*** GIVEN RECORDS
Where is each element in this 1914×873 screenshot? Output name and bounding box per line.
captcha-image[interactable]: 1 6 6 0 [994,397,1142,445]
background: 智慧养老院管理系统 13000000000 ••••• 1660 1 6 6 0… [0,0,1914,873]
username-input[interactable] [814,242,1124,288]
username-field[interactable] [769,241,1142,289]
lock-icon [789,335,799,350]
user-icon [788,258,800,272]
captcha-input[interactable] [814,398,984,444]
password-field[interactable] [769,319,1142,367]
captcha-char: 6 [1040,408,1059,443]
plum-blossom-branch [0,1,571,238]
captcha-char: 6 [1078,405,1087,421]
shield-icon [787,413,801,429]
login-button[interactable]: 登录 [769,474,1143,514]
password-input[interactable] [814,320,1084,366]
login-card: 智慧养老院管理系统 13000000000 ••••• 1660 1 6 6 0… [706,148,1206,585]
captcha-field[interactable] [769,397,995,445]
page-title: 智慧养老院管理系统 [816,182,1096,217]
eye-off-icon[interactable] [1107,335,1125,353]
******
*** GIVEN RECORDS
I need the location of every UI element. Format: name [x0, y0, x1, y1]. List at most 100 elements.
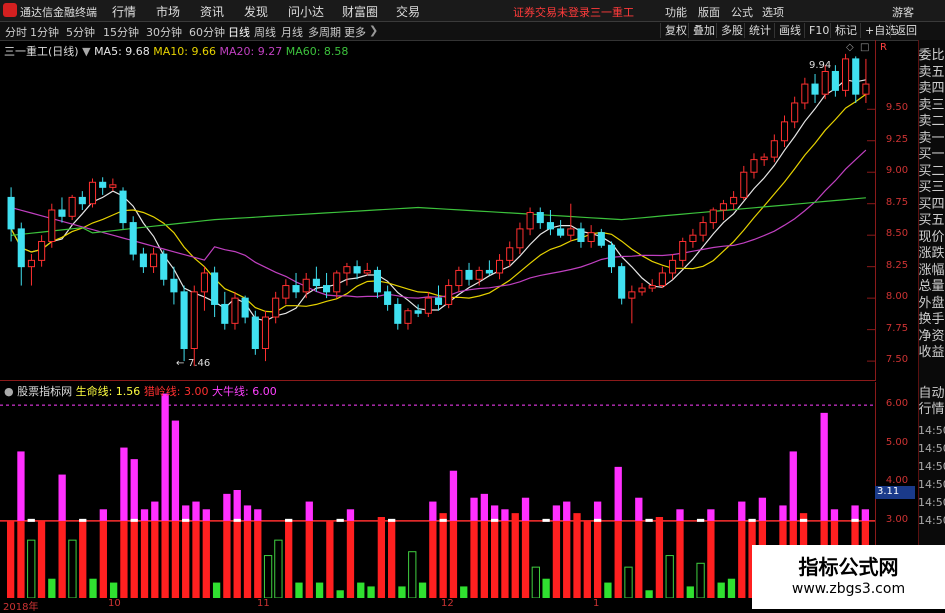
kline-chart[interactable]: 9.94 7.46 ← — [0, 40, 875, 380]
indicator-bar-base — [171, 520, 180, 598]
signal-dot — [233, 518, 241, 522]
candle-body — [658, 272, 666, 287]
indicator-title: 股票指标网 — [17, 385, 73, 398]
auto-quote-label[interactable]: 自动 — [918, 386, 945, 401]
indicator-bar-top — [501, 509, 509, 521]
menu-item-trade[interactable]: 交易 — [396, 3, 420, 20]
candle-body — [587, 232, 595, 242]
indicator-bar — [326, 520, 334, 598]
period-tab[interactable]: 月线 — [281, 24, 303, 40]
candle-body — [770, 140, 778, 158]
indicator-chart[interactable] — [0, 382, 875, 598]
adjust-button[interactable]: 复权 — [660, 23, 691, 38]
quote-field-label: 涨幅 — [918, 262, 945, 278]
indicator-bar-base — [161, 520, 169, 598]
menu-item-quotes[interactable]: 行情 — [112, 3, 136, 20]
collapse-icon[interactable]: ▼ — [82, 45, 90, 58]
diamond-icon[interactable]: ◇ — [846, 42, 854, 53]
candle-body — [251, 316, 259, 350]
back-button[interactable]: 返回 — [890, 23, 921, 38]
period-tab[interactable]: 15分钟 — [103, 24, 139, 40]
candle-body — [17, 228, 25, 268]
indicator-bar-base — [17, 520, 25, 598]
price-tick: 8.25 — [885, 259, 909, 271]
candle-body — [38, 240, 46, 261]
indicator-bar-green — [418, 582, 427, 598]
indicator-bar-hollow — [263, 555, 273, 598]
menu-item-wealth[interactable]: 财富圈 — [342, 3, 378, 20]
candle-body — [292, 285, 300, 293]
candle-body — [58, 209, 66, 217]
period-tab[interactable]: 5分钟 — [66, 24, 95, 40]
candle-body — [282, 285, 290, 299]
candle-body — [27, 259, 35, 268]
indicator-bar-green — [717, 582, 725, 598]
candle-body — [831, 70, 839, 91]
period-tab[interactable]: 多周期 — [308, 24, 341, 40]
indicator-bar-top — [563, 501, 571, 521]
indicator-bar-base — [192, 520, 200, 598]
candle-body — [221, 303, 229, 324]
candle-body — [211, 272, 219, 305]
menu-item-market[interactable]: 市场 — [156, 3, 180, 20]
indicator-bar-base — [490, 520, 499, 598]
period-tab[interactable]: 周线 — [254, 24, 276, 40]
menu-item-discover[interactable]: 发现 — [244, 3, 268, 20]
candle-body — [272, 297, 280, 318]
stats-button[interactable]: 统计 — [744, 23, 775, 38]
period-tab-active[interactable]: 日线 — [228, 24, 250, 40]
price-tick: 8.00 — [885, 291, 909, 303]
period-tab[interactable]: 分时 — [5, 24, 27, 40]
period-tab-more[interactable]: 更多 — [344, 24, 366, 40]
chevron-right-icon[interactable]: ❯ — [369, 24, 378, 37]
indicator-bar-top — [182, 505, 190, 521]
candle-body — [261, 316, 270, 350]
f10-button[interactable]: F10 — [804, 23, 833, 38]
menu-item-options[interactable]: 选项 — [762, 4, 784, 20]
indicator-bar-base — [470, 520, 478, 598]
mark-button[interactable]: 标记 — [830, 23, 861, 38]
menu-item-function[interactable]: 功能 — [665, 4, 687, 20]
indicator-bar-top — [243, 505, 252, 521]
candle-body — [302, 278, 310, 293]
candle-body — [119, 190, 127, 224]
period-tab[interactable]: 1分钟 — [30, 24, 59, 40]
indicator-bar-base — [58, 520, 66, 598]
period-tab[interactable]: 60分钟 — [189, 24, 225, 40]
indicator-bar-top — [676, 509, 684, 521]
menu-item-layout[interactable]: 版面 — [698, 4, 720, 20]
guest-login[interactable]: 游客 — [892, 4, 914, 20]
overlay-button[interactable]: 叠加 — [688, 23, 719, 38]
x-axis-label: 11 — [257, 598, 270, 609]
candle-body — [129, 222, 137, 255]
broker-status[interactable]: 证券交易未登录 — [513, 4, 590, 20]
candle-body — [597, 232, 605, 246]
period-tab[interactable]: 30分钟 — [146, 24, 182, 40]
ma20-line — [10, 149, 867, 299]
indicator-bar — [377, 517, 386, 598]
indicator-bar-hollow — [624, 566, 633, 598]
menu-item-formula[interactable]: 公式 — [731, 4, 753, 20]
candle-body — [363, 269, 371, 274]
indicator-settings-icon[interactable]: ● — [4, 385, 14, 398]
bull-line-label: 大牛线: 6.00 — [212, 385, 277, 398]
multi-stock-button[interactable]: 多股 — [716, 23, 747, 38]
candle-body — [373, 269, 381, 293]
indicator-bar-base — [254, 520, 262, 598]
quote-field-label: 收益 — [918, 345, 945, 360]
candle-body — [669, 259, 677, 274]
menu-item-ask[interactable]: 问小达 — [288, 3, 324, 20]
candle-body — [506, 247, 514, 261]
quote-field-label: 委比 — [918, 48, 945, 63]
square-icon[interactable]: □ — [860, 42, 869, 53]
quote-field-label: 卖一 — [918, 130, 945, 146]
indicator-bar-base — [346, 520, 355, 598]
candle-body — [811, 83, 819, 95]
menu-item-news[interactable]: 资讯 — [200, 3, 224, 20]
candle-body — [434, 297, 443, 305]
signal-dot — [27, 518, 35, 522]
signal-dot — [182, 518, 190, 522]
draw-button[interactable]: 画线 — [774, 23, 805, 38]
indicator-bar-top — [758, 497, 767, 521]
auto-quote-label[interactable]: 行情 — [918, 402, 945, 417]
******
▶ [EXERCISE]: Could you rewrite the part that opens with the line containing "kline-chart[interactable]: 9.94 7.46" and closes with the line containing "indicator-bar-base — [490, 520, 499, 598]", changing every "candle-body" to "candlestick-body" and leaving everything else unchanged? Give only those lines.

▶ [TASK RESULT]:
kline-chart[interactable]: 9.94 7.46 ← — [0, 40, 875, 380]
indicator-bar-base — [171, 520, 180, 598]
signal-dot — [233, 518, 241, 522]
candlestick-body — [658, 272, 666, 287]
indicator-title: 股票指标网 — [17, 385, 73, 398]
auto-quote-label[interactable]: 自动 — [918, 386, 945, 401]
indicator-bar-top — [501, 509, 509, 521]
menu-item-trade[interactable]: 交易 — [396, 3, 420, 20]
candlestick-body — [587, 232, 595, 242]
indicator-bar — [326, 520, 334, 598]
period-tab[interactable]: 月线 — [281, 24, 303, 40]
candlestick-body — [770, 140, 778, 158]
indicator-chart[interactable] — [0, 382, 875, 598]
adjust-button[interactable]: 复权 — [660, 23, 691, 38]
quote-field-label: 涨幅 — [918, 262, 945, 278]
indicator-bar-base — [161, 520, 169, 598]
menu-item-quotes[interactable]: 行情 — [112, 3, 136, 20]
collapse-icon[interactable]: ▼ — [82, 45, 90, 58]
diamond-icon[interactable]: ◇ — [846, 42, 854, 53]
candlestick-body — [251, 316, 259, 350]
back-button[interactable]: 返回 — [890, 23, 921, 38]
period-tab[interactable]: 15分钟 — [103, 24, 139, 40]
candlestick-body — [17, 228, 25, 268]
indicator-bar-base — [17, 520, 25, 598]
price-tick: 8.25 — [885, 259, 909, 271]
candlestick-body — [38, 240, 46, 261]
indicator-bar-green — [418, 582, 427, 598]
indicator-bar-hollow — [263, 555, 273, 598]
menu-item-wealth[interactable]: 财富圈 — [342, 3, 378, 20]
candlestick-body — [292, 285, 300, 293]
candlestick-body — [58, 209, 66, 217]
period-tab[interactable]: 5分钟 — [66, 24, 95, 40]
candlestick-body — [282, 285, 290, 299]
candlestick-body — [27, 259, 35, 268]
indicator-bar-green — [717, 582, 725, 598]
candlestick-body — [831, 70, 839, 91]
period-tab[interactable]: 多周期 — [308, 24, 341, 40]
indicator-bar-top — [563, 501, 571, 521]
indicator-bar-base — [192, 520, 200, 598]
candlestick-body — [221, 303, 229, 324]
candlestick-body — [211, 272, 219, 305]
menu-item-market[interactable]: 市场 — [156, 3, 180, 20]
indicator-bar-base — [490, 520, 499, 598]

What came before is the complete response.